Return, word for word, the lines from the line with "Output each element" to the line with "Text: Stamens usually 3, sometimes 1;", including both of those, and leave the pictures out.
───── Record set
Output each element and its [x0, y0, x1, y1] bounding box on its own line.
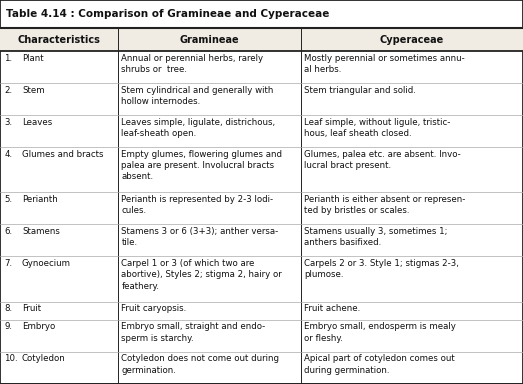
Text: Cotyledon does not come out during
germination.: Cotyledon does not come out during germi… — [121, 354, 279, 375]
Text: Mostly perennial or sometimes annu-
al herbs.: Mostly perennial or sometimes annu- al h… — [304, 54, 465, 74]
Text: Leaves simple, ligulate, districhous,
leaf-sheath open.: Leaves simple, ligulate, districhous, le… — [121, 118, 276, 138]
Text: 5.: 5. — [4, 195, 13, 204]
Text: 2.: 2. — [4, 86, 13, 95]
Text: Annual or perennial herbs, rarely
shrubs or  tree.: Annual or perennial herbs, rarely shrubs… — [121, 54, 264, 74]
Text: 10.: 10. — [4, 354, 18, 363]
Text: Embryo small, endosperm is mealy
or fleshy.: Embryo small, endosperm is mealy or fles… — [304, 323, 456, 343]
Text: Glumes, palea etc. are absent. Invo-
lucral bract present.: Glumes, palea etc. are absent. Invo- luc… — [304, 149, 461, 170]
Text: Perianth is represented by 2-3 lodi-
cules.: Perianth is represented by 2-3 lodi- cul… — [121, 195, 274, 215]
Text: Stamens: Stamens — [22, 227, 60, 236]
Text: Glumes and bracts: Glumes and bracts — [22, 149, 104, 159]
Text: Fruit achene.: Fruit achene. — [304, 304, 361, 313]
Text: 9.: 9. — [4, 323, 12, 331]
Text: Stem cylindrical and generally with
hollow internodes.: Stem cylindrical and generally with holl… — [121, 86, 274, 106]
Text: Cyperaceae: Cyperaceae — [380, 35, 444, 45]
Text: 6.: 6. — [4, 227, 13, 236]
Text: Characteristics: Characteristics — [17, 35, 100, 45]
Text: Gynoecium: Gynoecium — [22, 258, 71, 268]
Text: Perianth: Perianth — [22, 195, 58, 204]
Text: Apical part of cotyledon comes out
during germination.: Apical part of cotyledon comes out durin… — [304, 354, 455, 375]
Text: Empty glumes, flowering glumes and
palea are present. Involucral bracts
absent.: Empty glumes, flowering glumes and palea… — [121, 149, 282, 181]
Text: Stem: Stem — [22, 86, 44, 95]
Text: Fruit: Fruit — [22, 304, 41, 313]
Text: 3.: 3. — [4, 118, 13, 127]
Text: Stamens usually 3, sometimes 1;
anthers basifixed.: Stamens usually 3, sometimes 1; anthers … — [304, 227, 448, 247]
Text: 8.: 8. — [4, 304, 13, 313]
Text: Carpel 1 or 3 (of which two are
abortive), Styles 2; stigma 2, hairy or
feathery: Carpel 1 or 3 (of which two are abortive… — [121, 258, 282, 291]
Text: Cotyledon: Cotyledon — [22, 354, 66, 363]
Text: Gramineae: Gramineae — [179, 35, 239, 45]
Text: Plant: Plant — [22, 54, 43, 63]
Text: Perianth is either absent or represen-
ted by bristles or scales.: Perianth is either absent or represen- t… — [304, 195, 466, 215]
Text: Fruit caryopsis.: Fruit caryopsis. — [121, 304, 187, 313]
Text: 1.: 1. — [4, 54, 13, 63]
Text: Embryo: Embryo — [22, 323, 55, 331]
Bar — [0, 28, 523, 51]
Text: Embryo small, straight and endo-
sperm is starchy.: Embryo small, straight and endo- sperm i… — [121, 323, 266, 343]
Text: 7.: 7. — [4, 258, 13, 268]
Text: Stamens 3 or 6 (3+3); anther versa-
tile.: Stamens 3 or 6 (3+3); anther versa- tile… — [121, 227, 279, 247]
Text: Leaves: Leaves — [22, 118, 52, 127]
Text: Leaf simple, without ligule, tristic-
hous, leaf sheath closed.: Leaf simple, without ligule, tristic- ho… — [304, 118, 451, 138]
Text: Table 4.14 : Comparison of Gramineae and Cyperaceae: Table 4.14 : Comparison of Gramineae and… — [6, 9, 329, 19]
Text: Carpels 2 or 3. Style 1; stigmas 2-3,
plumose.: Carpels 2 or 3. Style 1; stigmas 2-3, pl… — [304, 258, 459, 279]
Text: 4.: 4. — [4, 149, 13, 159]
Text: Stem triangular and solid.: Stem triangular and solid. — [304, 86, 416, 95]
──────────
───── Record set
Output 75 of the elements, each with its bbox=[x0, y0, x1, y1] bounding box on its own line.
──────────
■ Solution for this problem ■
Output each element and its [x0, y0, x1, y1] bounding box on its own line.
Text: Cotyledon does not come out during
germination.: Cotyledon does not come out during germi… — [121, 354, 279, 375]
Text: Mostly perennial or sometimes annu-
al herbs.: Mostly perennial or sometimes annu- al h… — [304, 54, 465, 74]
Text: Leaves simple, ligulate, districhous,
leaf-sheath open.: Leaves simple, ligulate, districhous, le… — [121, 118, 276, 138]
Text: 5.: 5. — [4, 195, 13, 204]
Text: 2.: 2. — [4, 86, 13, 95]
Text: Annual or perennial herbs, rarely
shrubs or  tree.: Annual or perennial herbs, rarely shrubs… — [121, 54, 264, 74]
Text: 10.: 10. — [4, 354, 18, 363]
Text: Embryo small, endosperm is mealy
or fleshy.: Embryo small, endosperm is mealy or fles… — [304, 323, 456, 343]
Text: Glumes, palea etc. are absent. Invo-
lucral bract present.: Glumes, palea etc. are absent. Invo- luc… — [304, 149, 461, 170]
Text: Perianth is represented by 2-3 lodi-
cules.: Perianth is represented by 2-3 lodi- cul… — [121, 195, 274, 215]
Text: Stamens: Stamens — [22, 227, 60, 236]
Text: Glumes and bracts: Glumes and bracts — [22, 149, 104, 159]
Text: Fruit achene.: Fruit achene. — [304, 304, 361, 313]
Text: 9.: 9. — [4, 323, 12, 331]
Text: Stem cylindrical and generally with
hollow internodes.: Stem cylindrical and generally with holl… — [121, 86, 274, 106]
Text: Cyperaceae: Cyperaceae — [380, 35, 444, 45]
Text: 6.: 6. — [4, 227, 13, 236]
Text: Characteristics: Characteristics — [17, 35, 100, 45]
Text: Gynoecium: Gynoecium — [22, 258, 71, 268]
Text: Perianth: Perianth — [22, 195, 58, 204]
Text: Apical part of cotyledon comes out
during germination.: Apical part of cotyledon comes out durin… — [304, 354, 455, 375]
Text: Empty glumes, flowering glumes and
palea are present. Involucral bracts
absent.: Empty glumes, flowering glumes and palea… — [121, 149, 282, 181]
Text: Stem: Stem — [22, 86, 44, 95]
Text: Fruit: Fruit — [22, 304, 41, 313]
Text: 3.: 3. — [4, 118, 13, 127]
Text: Stamens usually 3, sometimes 1;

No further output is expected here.